> [The exercise]:
Give the material once more, word for word, without any images.

> [Exercise input]:
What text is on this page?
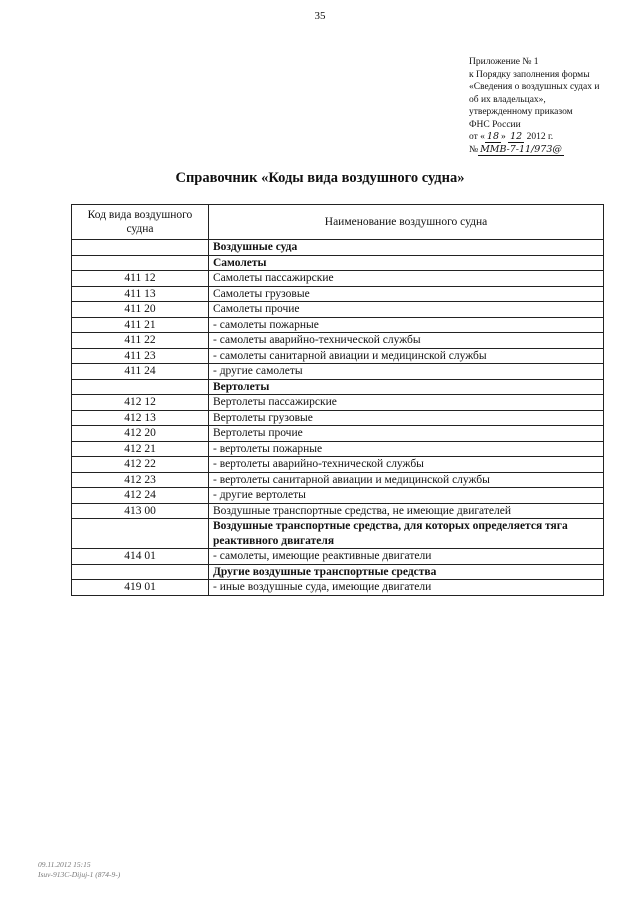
35
Приложение № 1
к Порядку заполнения формы
«Сведения о воздушных судах и
об их владельцах»,
утвержденному приказом
ФНС России
от « 18 » 12 2012 г.
№ ММВ-7-11/973@
Справочник «Коды вида воздушного судна»
Код вида воздушного судна	Наименование воздушного судна
	Воздушные суда
	Самолеты
411 12	Самолеты пассажирские
411 13	Самолеты грузовые
411 20	Самолеты прочие
411 21	- самолеты пожарные
411 22	- самолеты аварийно-технической службы
411 23	- самолеты санитарной авиации и медицинской службы
411 24	- другие самолеты
	Вертолеты
412 12	Вертолеты пассажирские
412 13	Вертолеты грузовые
412 20	Вертолеты прочие
412 21	- вертолеты пожарные
412 22	- вертолеты аварийно-технической службы
412 23	- вертолеты санитарной авиации и медицинской службы
412 24	- другие вертолеты
413 00	Воздушные транспортные средства, не имеющие двигателей
	Воздушные транспортные средства, для которых определяется тяга реактивного двигателя
414 01	- самолеты, имеющие реактивные двигатели
	Другие воздушные транспортные средства
419 01	- иные воздушные суда, имеющие двигатели
09.11.2012 15:15
Isuv-913C-Dijuj-1 (874-9-)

> [Reply]:
What text is on this page?
35
Приложение № 1
к Порядку заполнения формы
«Сведения о воздушных судах и
об их владельцах»,
утвержденному приказом
ФНС России
от « 18 » 12 2012 г.
№ ММВ-7-11/973@
Справочник «Коды вида воздушного судна»
Код вида воздушного судна	Наименование воздушного судна
	Воздушные суда
	Самолеты
411 12	Самолеты пассажирские
411 13	Самолеты грузовые
411 20	Самолеты прочие
411 21	- самолеты пожарные
411 22	- самолеты аварийно-технической службы
411 23	- самолеты санитарной авиации и медицинской службы
411 24	- другие самолеты
	Вертолеты
412 12	Вертолеты пассажирские
412 13	Вертолеты грузовые
412 20	Вертолеты прочие
412 21	- вертолеты пожарные
412 22	- вертолеты аварийно-технической службы
412 23	- вертолеты санитарной авиации и медицинской службы
412 24	- другие вертолеты
413 00	Воздушные транспортные средства, не имеющие двигателей
	Воздушные транспортные средства, для которых определяется тяга реактивного двигателя
414 01	- самолеты, имеющие реактивные двигатели
	Другие воздушные транспортные средства
419 01	- иные воздушные суда, имеющие двигатели
09.11.2012 15:15
Isuv-913C-Dijuj-1 (874-9-)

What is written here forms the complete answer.